* _What is expected_
Find the lines with the string "населению" and return them.

* _Input material_

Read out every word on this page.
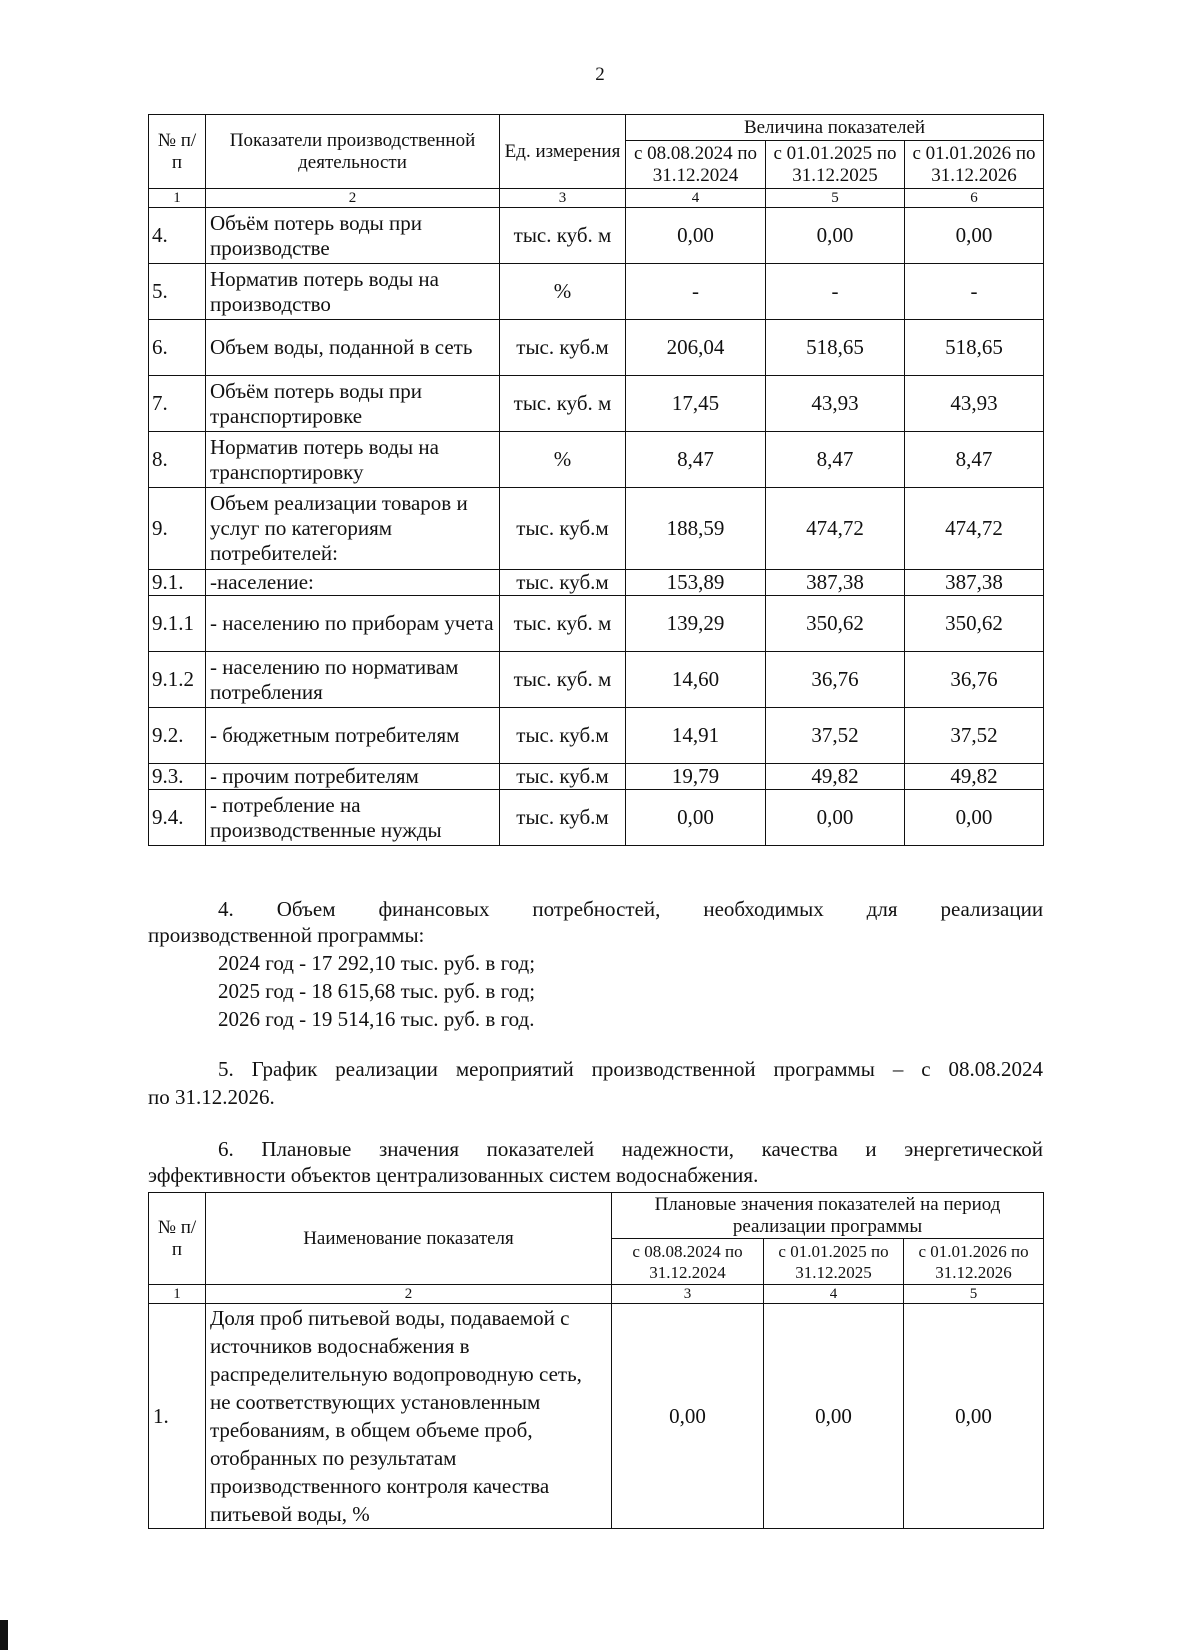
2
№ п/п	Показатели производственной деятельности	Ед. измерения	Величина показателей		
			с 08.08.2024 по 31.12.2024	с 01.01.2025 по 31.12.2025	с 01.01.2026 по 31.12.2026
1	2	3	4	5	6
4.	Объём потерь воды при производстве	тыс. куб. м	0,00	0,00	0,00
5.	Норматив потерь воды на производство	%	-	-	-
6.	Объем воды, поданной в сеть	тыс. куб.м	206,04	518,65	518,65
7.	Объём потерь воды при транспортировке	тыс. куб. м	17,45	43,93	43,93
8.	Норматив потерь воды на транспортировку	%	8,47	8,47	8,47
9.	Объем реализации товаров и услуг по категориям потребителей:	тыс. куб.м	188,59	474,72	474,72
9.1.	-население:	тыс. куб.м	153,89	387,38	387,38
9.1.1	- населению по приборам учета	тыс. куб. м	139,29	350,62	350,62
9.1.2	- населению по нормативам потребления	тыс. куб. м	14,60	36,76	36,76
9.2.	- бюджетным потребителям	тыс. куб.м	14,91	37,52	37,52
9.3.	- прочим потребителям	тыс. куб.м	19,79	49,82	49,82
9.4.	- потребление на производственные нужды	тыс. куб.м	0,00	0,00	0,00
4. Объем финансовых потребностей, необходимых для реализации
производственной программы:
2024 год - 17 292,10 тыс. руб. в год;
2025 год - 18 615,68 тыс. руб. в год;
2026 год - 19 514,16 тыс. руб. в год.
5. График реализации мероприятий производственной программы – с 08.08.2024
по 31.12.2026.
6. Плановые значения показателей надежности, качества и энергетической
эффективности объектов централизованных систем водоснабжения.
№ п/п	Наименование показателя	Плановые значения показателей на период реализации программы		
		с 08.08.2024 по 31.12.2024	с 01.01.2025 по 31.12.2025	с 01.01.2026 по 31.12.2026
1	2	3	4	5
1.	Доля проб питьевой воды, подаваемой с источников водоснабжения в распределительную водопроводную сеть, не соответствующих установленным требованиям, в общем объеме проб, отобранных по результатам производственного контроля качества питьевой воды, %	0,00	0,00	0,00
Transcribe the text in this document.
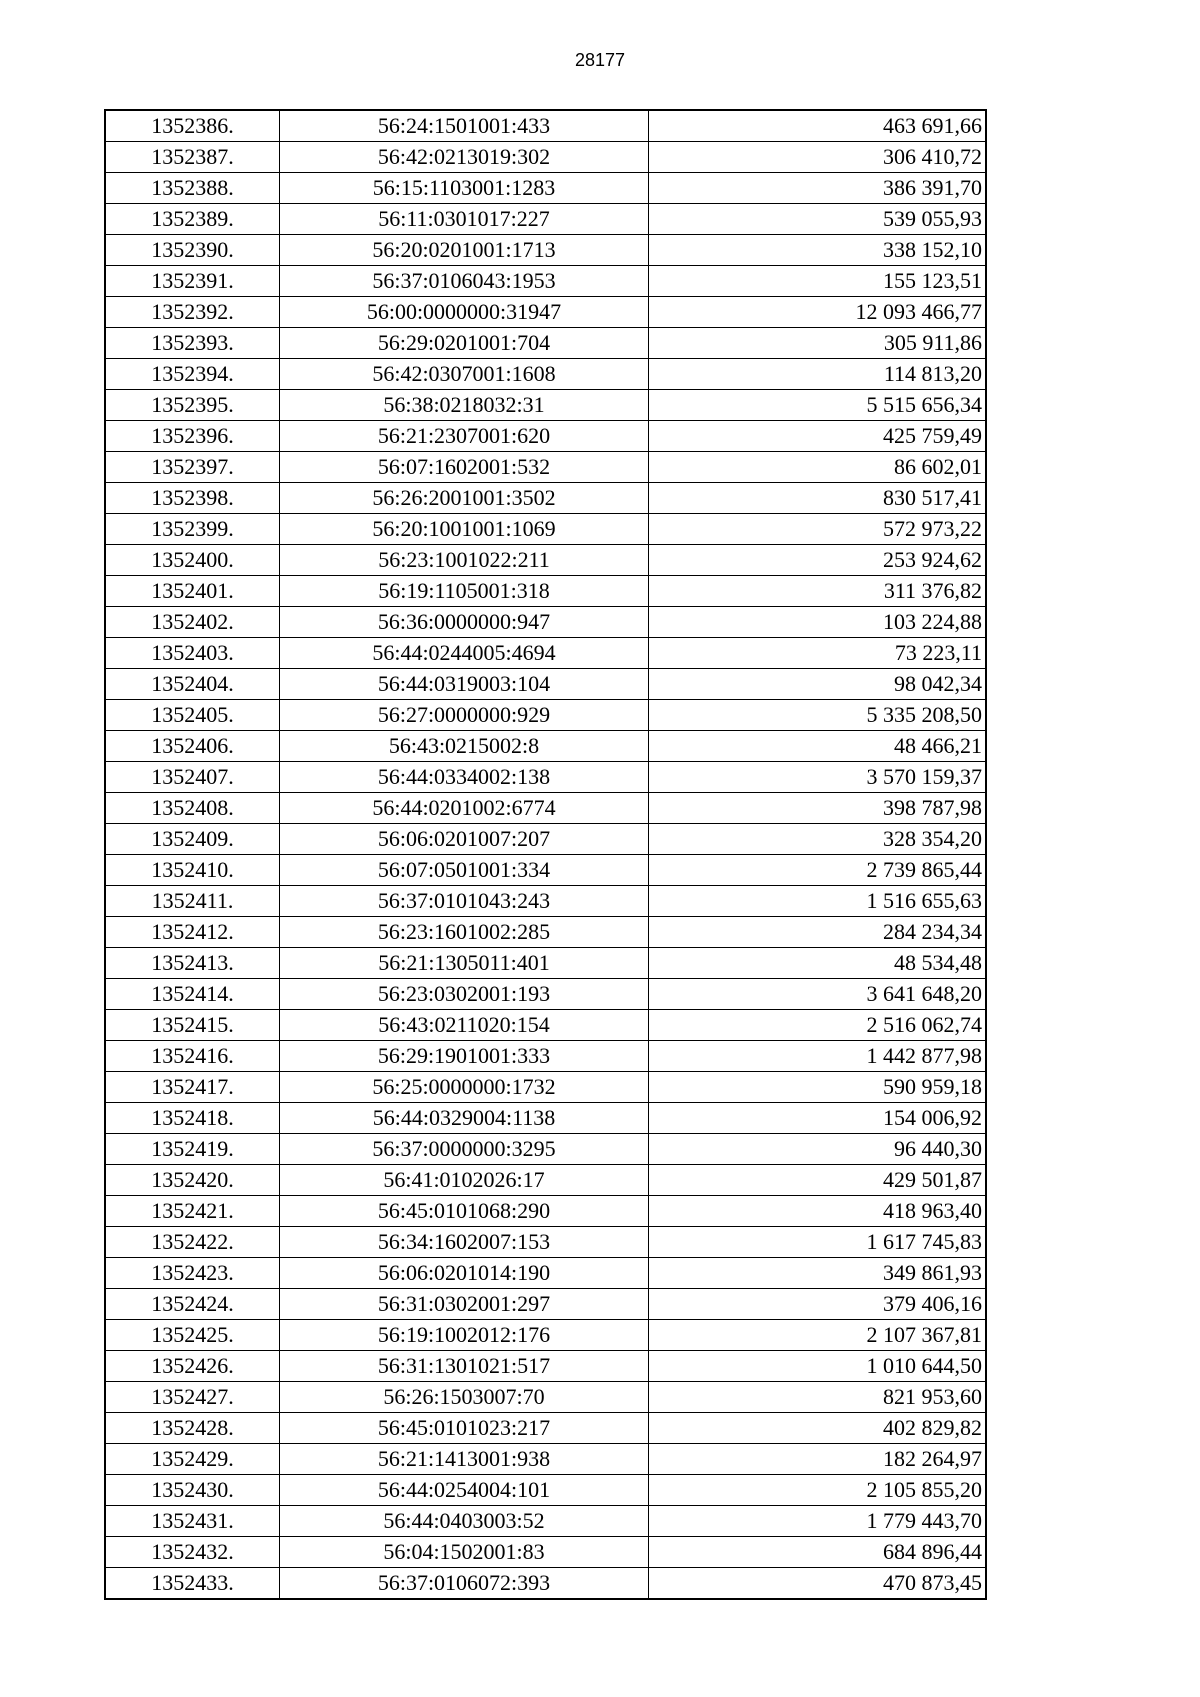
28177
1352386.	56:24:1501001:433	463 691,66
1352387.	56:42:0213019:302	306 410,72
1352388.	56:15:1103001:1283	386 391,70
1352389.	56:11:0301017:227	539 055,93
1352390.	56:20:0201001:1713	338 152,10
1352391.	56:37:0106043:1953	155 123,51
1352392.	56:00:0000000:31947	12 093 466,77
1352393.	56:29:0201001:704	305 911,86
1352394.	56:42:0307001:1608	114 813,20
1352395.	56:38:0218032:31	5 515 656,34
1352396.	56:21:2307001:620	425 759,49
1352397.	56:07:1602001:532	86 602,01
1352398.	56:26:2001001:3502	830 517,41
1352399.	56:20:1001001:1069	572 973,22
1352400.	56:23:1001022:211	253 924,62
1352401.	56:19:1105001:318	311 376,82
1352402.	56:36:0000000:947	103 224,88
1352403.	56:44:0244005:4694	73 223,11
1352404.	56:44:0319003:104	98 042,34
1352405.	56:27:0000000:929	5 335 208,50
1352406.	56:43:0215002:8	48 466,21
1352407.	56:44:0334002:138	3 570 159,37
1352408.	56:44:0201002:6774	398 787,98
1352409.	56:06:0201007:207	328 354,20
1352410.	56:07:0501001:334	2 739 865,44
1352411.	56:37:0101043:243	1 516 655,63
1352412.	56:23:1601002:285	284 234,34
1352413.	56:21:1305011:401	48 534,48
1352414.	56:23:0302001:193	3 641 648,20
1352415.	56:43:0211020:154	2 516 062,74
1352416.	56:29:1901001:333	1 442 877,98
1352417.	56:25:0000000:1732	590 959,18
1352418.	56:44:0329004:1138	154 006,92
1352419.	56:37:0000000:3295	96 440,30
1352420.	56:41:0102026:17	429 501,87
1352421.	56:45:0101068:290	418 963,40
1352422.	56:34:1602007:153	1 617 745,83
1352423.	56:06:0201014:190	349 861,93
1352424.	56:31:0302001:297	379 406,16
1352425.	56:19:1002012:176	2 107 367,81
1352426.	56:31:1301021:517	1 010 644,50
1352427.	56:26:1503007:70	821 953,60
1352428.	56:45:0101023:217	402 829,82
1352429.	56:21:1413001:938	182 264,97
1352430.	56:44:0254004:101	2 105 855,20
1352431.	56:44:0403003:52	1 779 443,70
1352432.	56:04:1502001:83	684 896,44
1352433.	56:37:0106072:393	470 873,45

* _Final result_
9.1.1	- населению по приборам учета	тыс. куб. м	139,29	350,62	350,62
9.1.2	- населению по нормативам потребления	тыс. куб. м	14,60	36,76	36,76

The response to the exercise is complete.